----- DATA IN THIS EXERCISE

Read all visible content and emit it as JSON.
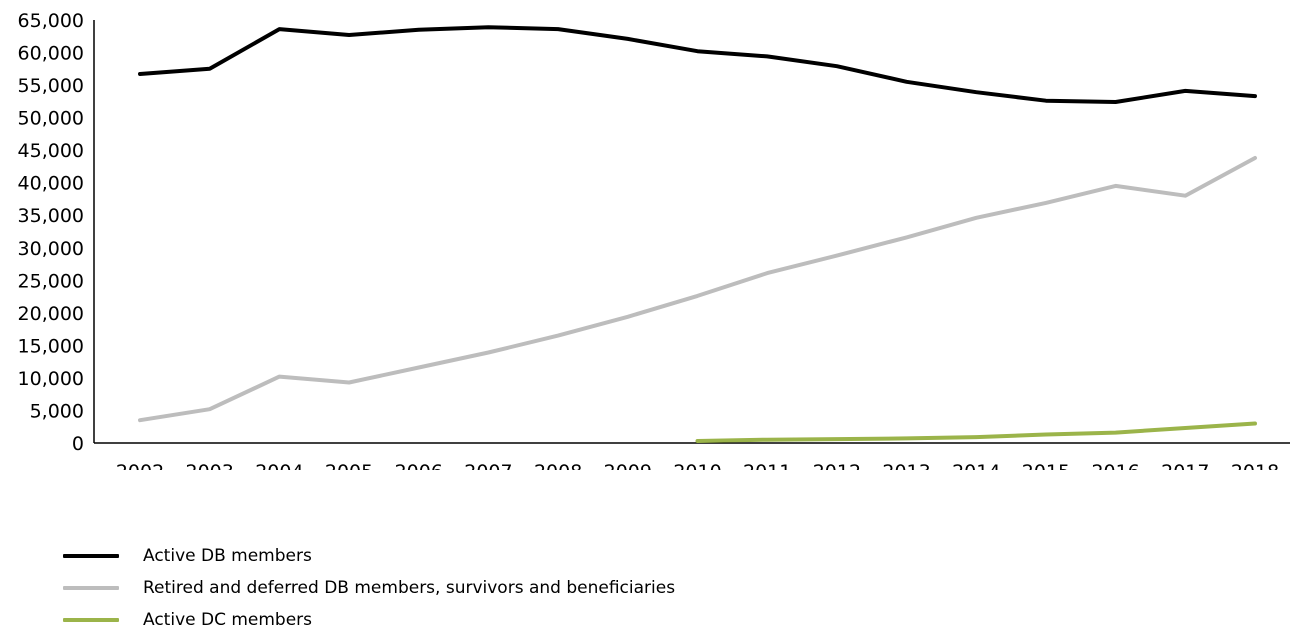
{
  "chart_data": {
    "type": "line",
    "title": "",
    "xlabel": "",
    "ylabel": "",
    "x": [
      "2002",
      "2003",
      "2004",
      "2005",
      "2006",
      "2007",
      "2008",
      "2009",
      "2010",
      "2011",
      "2012",
      "2013",
      "2014",
      "2015",
      "2016",
      "2017",
      "2018"
    ],
    "ylim": [
      0,
      65000
    ],
    "yticks": [
      "0",
      "5,000",
      "10,000",
      "15,000",
      "20,000",
      "25,000",
      "30,000",
      "35,000",
      "40,000",
      "45,000",
      "50,000",
      "55,000",
      "60,000",
      "65,000"
    ],
    "ytick_values": [
      0,
      5000,
      10000,
      15000,
      20000,
      25000,
      30000,
      35000,
      40000,
      45000,
      50000,
      55000,
      60000,
      65000
    ],
    "grid": false,
    "legend_position": "bottom-left",
    "series": [
      {
        "name": "Active DB members",
        "color": "#000000",
        "values": [
          56700,
          57500,
          63600,
          62700,
          63500,
          63900,
          63600,
          62100,
          60200,
          59400,
          57900,
          55500,
          53900,
          52600,
          52400,
          54100,
          53300
        ]
      },
      {
        "name": "Retired and deferred DB members, survivors and beneficiaries",
        "color": "#bdbdbd",
        "values": [
          3500,
          5200,
          10200,
          9300,
          11600,
          13900,
          16500,
          19400,
          22600,
          26100,
          28800,
          31600,
          34600,
          36900,
          39500,
          38000,
          43800
        ]
      },
      {
        "name": "Active DC members",
        "color": "#9bb44a",
        "values": [
          null,
          null,
          null,
          null,
          null,
          null,
          null,
          null,
          300,
          500,
          600,
          700,
          900,
          1300,
          1600,
          2300,
          3000
        ]
      }
    ]
  }
}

----------

▶ EXERCISE TASK
Leave the pictures out, and transcribe each of the records exactly.

▶ CORRECT OUTPUT
Read all visible content and emit it as JSON.
{
  "chart_data": {
    "type": "line",
    "title": "",
    "xlabel": "",
    "ylabel": "",
    "x": [
      "2002",
      "2003",
      "2004",
      "2005",
      "2006",
      "2007",
      "2008",
      "2009",
      "2010",
      "2011",
      "2012",
      "2013",
      "2014",
      "2015",
      "2016",
      "2017",
      "2018"
    ],
    "ylim": [
      0,
      65000
    ],
    "yticks": [
      "0",
      "5,000",
      "10,000",
      "15,000",
      "20,000",
      "25,000",
      "30,000",
      "35,000",
      "40,000",
      "45,000",
      "50,000",
      "55,000",
      "60,000",
      "65,000"
    ],
    "ytick_values": [
      0,
      5000,
      10000,
      15000,
      20000,
      25000,
      30000,
      35000,
      40000,
      45000,
      50000,
      55000,
      60000,
      65000
    ],
    "grid": false,
    "legend_position": "bottom-left",
    "series": [
      {
        "name": "Active DB members",
        "color": "#000000",
        "values": [
          56700,
          57500,
          63600,
          62700,
          63500,
          63900,
          63600,
          62100,
          60200,
          59400,
          57900,
          55500,
          53900,
          52600,
          52400,
          54100,
          53300
        ]
      },
      {
        "name": "Retired and deferred DB members, survivors and beneficiaries",
        "color": "#bdbdbd",
        "values": [
          3500,
          5200,
          10200,
          9300,
          11600,
          13900,
          16500,
          19400,
          22600,
          26100,
          28800,
          31600,
          34600,
          36900,
          39500,
          38000,
          43800
        ]
      },
      {
        "name": "Active DC members",
        "color": "#9bb44a",
        "values": [
          null,
          null,
          null,
          null,
          null,
          null,
          null,
          null,
          300,
          500,
          600,
          700,
          900,
          1300,
          1600,
          2300,
          3000
        ]
      }
    ]
  }
}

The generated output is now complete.